[Records contained in a dataset]
◇ ◇ ◇ ◇
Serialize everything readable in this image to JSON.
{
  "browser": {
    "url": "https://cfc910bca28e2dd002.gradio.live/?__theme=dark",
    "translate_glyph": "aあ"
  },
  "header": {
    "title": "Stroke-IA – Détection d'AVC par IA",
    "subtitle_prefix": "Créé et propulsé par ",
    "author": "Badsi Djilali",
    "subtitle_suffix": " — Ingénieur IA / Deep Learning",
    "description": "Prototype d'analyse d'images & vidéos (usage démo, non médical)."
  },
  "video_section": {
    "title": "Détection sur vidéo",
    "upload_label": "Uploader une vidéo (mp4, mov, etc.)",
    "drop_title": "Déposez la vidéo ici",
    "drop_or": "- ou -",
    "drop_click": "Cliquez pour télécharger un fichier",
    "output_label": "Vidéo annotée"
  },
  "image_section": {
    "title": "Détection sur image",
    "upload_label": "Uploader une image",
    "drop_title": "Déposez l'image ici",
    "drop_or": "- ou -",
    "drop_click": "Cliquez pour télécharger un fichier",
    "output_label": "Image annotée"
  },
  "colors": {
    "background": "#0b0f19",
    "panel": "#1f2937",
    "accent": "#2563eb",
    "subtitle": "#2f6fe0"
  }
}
◇ ◇ ◇ ◇
What to do: Transcribe the records above exactly as they appear.

Problem solution:
Serialize everything readable in this image to JSON.
{
  "browser": {
    "url": "https://cfc910bca28e2dd002.gradio.live/?__theme=dark",
    "translate_glyph": "aあ"
  },
  "header": {
    "title": "Stroke-IA – Détection d'AVC par IA",
    "subtitle_prefix": "Créé et propulsé par ",
    "author": "Badsi Djilali",
    "subtitle_suffix": " — Ingénieur IA / Deep Learning",
    "description": "Prototype d'analyse d'images & vidéos (usage démo, non médical)."
  },
  "video_section": {
    "title": "Détection sur vidéo",
    "upload_label": "Uploader une vidéo (mp4, mov, etc.)",
    "drop_title": "Déposez la vidéo ici",
    "drop_or": "- ou -",
    "drop_click": "Cliquez pour télécharger un fichier",
    "output_label": "Vidéo annotée"
  },
  "image_section": {
    "title": "Détection sur image",
    "upload_label": "Uploader une image",
    "drop_title": "Déposez l'image ici",
    "drop_or": "- ou -",
    "drop_click": "Cliquez pour télécharger un fichier",
    "output_label": "Image annotée"
  },
  "colors": {
    "background": "#0b0f19",
    "panel": "#1f2937",
    "accent": "#2563eb",
    "subtitle": "#2f6fe0"
  }
}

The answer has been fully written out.